*** Excerpt to read Section Begins ***

Staphylococcus aureus (S. aureus) has been implicated in the pathogenesis of chronic rhinosinusitis (CRS). However, host factors contributing to susceptibility to S. aureus colonization in CRS remain unknown. We wish to investigate, using a pooled genomewide association study (pGWAS), single-nucleotide polymorphisms (SNPs) associated with S. aureus carriage in CRS patients.

Methods

An existing population of 408 CRS patients and 190 controls was prospectively recruited for genetic association studies. All CRS patients had an endoscopic swab culture as part of phenotyping. A pGWAS compared DNA pools from patients with and without S. aureus colonization using the Illumina HumanHap 1M BeadChip, which interrogates 1 million SNPs. Top-ranked SNPs associated with S. aureus colonization were selected according to biallelic differences and silhouette rank, and confirmed by individual genotyping using the Sequenom platform. PLINK software was used for genetic association tests. Ingenuity pathway analysis was used to identify canonical and signaling pathways enriched for genes neighboring associated SNPs, as well as identification of the underlying biological mechanisms.

Results

Thirty-nine top priority SNPs were selected for individual genotyping. Out of 39 SNPs, 23 were associated (p < 0.05) with S. aureus colonization in CRS patients. These SNPs are located within or near 21 genes reported to be implicated in several diseases, endocytic internalization, and bacterial recognition.

Conclusion

These results suggest novel host genetic factors influencing susceptibility to S. aureus colonization in CRS. Identifying implicated mechanisms may offer new insights into pathogenesis of CRS.

*** Excerpt to read Section Ends ***

▸ **Exercise tasks**:
A. Output the stretch of the rhinosinusitis abstract from "These results suggest" through "pathogenesis of CRS.", word for word.
B. Answer these questions from the rhinosinusitis abstract:
(i) How many CRS patients and how many controls were recruited?
(ii) Which platform was used to confirm the top-ranked SNPs by individual genotyping?
(iii) Of the 39 SNPs selected for individual genotyping, how many were associated with S. aureus colonization in CRS patients?
The rows after this point are separate material.

*** Provided records Section Begins ***

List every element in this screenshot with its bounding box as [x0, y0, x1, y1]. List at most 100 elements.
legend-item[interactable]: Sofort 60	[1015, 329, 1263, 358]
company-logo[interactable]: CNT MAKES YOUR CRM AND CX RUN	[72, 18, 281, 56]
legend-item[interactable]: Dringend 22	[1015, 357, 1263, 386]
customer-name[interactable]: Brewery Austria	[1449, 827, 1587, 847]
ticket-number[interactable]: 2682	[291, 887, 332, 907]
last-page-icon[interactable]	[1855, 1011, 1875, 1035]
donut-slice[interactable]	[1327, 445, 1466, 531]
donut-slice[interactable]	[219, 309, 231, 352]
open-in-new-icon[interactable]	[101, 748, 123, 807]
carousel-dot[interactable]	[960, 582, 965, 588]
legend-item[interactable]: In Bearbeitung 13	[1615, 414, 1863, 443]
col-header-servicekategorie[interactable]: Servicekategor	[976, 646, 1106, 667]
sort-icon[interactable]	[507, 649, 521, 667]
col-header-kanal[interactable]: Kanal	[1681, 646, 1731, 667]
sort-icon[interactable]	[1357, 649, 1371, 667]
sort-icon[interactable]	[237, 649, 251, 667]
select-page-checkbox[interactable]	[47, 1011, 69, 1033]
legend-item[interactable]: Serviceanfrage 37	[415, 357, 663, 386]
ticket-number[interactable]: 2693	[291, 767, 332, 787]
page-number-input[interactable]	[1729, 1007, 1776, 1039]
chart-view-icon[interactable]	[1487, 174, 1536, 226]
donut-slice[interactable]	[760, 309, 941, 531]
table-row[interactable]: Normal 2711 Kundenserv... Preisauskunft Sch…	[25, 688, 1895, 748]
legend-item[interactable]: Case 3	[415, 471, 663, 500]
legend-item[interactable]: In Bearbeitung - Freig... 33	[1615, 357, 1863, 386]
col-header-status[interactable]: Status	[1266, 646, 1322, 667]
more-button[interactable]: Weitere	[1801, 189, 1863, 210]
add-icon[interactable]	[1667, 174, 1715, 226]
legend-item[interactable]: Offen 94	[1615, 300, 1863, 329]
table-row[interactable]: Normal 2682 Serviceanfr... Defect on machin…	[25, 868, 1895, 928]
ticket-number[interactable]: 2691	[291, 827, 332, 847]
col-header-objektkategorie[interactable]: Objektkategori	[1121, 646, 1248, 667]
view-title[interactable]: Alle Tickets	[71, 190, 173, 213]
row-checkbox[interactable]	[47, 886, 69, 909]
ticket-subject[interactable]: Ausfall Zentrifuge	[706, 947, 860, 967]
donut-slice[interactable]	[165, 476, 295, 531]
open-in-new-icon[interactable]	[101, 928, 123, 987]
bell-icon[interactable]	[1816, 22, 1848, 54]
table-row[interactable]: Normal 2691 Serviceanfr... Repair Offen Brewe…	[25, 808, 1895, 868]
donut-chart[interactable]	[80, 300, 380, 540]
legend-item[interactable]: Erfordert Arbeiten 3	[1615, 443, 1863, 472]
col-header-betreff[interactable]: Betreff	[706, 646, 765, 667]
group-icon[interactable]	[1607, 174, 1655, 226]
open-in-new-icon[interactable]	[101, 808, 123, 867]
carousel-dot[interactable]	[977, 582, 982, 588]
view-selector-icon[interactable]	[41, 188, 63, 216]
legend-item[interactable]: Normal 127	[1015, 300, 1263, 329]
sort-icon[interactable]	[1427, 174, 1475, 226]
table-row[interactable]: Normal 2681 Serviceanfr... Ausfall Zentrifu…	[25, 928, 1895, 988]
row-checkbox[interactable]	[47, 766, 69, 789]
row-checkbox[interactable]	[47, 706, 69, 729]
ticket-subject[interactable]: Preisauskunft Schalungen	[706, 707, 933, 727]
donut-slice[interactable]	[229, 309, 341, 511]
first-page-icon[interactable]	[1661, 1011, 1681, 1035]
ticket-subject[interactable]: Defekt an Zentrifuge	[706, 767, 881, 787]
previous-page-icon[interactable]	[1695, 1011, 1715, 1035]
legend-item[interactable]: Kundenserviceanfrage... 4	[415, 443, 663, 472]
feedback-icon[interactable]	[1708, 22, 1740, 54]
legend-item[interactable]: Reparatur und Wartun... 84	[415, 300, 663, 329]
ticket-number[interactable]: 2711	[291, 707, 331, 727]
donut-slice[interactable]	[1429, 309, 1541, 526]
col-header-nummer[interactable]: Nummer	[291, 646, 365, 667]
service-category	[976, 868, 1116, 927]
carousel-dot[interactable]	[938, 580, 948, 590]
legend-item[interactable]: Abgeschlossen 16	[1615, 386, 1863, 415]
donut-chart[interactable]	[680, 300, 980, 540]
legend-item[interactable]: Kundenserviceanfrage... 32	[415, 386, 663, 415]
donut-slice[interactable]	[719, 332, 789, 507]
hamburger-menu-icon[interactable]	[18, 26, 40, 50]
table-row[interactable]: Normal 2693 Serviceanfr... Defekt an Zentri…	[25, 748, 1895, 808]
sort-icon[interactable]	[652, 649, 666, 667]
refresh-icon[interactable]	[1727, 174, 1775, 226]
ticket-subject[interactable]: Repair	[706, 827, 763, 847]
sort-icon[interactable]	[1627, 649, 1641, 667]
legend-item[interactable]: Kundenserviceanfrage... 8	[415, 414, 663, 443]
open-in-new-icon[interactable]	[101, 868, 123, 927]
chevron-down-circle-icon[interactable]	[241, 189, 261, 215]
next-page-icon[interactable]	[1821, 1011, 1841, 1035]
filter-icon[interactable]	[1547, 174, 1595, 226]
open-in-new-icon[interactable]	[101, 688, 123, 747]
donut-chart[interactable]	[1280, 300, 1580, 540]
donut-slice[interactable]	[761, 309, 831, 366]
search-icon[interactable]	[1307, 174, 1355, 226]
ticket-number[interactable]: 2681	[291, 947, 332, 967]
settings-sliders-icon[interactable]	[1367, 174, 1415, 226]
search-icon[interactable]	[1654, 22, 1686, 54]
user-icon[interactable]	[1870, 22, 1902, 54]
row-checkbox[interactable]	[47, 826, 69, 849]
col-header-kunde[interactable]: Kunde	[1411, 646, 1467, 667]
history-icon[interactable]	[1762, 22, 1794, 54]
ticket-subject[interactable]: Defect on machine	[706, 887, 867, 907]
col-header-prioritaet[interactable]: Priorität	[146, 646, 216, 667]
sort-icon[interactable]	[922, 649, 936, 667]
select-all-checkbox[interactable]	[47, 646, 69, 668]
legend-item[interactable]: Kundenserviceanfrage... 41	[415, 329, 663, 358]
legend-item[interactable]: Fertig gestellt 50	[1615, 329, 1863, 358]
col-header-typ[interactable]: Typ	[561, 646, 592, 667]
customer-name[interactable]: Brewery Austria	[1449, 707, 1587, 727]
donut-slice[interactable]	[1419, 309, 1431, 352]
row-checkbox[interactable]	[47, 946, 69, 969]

*** Provided records Section Ends ***

▸ **Answers by item number**:
A.
These results suggest novel host genetic factors influencing susceptibility to S. aureus colonization in CRS. Identifying implicated mechanisms may offer new insights into pathogenesis of CRS.

B.
(i) 408 CRS patients and 190 controls.
(ii) The Sequenom platform.
(iii) 23.